Extracted data entries:
--------------------
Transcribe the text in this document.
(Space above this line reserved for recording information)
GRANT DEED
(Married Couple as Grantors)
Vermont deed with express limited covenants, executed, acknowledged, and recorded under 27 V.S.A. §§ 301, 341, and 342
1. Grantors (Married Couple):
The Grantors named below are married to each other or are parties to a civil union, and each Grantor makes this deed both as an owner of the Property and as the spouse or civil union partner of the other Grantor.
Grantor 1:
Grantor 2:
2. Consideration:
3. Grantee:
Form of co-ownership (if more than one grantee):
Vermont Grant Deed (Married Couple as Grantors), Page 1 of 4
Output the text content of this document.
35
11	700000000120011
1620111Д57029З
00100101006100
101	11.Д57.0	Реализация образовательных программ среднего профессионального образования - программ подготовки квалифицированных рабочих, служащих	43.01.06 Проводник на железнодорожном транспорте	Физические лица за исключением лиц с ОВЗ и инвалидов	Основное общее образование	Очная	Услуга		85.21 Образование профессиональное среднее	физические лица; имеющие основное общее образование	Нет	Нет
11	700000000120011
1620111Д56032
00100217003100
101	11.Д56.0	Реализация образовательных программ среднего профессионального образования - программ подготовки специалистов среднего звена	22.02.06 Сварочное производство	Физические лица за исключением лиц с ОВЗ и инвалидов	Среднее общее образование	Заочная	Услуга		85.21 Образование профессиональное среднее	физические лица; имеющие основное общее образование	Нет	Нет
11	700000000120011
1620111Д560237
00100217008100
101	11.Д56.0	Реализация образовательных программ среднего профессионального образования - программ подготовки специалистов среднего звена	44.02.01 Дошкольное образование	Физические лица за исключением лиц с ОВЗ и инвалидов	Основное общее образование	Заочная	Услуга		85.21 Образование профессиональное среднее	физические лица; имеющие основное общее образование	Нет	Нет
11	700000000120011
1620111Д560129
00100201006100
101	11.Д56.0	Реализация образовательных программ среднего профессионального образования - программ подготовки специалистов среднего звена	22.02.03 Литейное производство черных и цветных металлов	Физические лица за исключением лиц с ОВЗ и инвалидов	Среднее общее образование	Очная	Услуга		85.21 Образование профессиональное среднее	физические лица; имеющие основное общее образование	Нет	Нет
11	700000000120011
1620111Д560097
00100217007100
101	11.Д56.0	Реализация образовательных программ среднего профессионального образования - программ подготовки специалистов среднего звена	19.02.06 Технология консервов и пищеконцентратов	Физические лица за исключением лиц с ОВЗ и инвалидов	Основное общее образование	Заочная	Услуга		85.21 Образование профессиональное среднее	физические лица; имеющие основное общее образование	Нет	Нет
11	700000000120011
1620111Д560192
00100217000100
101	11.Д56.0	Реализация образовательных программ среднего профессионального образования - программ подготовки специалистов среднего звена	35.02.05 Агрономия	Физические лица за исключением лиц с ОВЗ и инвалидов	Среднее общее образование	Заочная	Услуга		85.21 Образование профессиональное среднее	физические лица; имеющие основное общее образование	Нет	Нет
--------------------
## What you should do
Output the whole listing above again, word for word.

## Reply
Transcribe the text in this document.
(Space above this line reserved for recording information)
GRANT DEED
(Married Couple as Grantors)
Vermont deed with express limited covenants, executed, acknowledged, and recorded under 27 V.S.A. §§ 301, 341, and 342
1. Grantors (Married Couple):
The Grantors named below are married to each other or are parties to a civil union, and each Grantor makes this deed both as an owner of the Property and as the spouse or civil union partner of the other Grantor.
Grantor 1:
Grantor 2:
2. Consideration:
3. Grantee:
Form of co-ownership (if more than one grantee):
Vermont Grant Deed (Married Couple as Grantors), Page 1 of 4
Output the text content of this document.
35
11	700000000120011
1620111Д57029З
00100101006100
101	11.Д57.0	Реализация образовательных программ среднего профессионального образования - программ подготовки квалифицированных рабочих, служащих	43.01.06 Проводник на железнодорожном транспорте	Физические лица за исключением лиц с ОВЗ и инвалидов	Основное общее образование	Очная	Услуга		85.21 Образование профессиональное среднее	физические лица; имеющие основное общее образование	Нет	Нет
11	700000000120011
1620111Д56032
00100217003100
101	11.Д56.0	Реализация образовательных программ среднего профессионального образования - программ подготовки специалистов среднего звена	22.02.06 Сварочное производство	Физические лица за исключением лиц с ОВЗ и инвалидов	Среднее общее образование	Заочная	Услуга		85.21 Образование профессиональное среднее	физические лица; имеющие основное общее образование	Нет	Нет
11	700000000120011
1620111Д560237
00100217008100
101	11.Д56.0	Реализация образовательных программ среднего профессионального образования - программ подготовки специалистов среднего звена	44.02.01 Дошкольное образование	Физические лица за исключением лиц с ОВЗ и инвалидов	Основное общее образование	Заочная	Услуга		85.21 Образование профессиональное среднее	физические лица; имеющие основное общее образование	Нет	Нет
11	700000000120011
1620111Д560129
00100201006100
101	11.Д56.0	Реализация образовательных программ среднего профессионального образования - программ подготовки специалистов среднего звена	22.02.03 Литейное производство черных и цветных металлов	Физические лица за исключением лиц с ОВЗ и инвалидов	Среднее общее образование	Очная	Услуга		85.21 Образование профессиональное среднее	физические лица; имеющие основное общее образование	Нет	Нет
11	700000000120011
1620111Д560097
00100217007100
101	11.Д56.0	Реализация образовательных программ среднего профессионального образования - программ подготовки специалистов среднего звена	19.02.06 Технология консервов и пищеконцентратов	Физические лица за исключением лиц с ОВЗ и инвалидов	Основное общее образование	Заочная	Услуга		85.21 Образование профессиональное среднее	физические лица; имеющие основное общее образование	Нет	Нет
11	700000000120011
1620111Д560192
00100217000100
101	11.Д56.0	Реализация образовательных программ среднего профессионального образования - программ подготовки специалистов среднего звена	35.02.05 Агрономия	Физические лица за исключением лиц с ОВЗ и инвалидов	Среднее общее образование	Заочная	Услуга		85.21 Образование профессиональное среднее	физические лица; имеющие основное общее образование	Нет	Нет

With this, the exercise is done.